### Problem details
Extract, from the records beneath this instruction, each line that contains the word "annotation".

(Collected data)
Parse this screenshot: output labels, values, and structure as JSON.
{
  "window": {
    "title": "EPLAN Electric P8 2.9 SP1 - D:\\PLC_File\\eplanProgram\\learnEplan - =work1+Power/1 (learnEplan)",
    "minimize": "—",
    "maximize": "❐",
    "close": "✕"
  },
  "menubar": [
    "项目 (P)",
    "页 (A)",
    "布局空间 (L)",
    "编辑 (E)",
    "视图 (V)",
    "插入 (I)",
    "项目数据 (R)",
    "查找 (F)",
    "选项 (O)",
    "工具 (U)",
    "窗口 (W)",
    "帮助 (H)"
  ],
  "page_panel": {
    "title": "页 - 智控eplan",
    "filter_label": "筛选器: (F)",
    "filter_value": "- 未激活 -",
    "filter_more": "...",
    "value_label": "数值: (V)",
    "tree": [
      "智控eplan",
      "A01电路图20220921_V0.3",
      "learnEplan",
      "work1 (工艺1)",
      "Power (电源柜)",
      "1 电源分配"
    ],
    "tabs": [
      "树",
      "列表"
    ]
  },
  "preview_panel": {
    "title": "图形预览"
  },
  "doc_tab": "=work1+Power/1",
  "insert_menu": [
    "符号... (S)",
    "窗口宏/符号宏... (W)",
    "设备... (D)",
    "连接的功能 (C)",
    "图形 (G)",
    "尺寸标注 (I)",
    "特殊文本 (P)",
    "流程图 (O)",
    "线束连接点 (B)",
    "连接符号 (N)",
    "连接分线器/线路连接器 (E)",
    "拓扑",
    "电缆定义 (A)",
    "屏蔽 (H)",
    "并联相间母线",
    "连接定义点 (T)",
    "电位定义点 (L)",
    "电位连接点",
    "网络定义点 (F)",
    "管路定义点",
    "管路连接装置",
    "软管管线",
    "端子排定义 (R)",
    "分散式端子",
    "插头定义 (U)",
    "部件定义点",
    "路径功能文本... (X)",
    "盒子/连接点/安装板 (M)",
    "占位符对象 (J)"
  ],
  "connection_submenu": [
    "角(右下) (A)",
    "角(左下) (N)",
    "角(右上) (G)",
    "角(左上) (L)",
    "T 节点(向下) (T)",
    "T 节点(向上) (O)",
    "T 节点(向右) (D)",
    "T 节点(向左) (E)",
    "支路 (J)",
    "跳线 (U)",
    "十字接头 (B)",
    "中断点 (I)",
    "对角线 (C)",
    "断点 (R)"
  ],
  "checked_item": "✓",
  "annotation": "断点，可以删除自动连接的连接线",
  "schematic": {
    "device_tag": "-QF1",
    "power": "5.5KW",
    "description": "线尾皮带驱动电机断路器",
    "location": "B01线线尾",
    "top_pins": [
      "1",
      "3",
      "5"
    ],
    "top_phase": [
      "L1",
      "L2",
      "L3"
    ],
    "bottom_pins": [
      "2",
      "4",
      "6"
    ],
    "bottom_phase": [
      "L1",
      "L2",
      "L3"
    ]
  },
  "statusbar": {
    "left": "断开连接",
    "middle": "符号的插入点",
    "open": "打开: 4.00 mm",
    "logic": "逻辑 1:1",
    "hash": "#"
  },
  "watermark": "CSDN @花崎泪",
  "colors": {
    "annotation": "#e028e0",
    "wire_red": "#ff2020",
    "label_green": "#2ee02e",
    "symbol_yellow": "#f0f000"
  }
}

### Solution for this task
  "annotation": "断点，可以删除自动连接的连接线",
    "annotation": "#e028e0",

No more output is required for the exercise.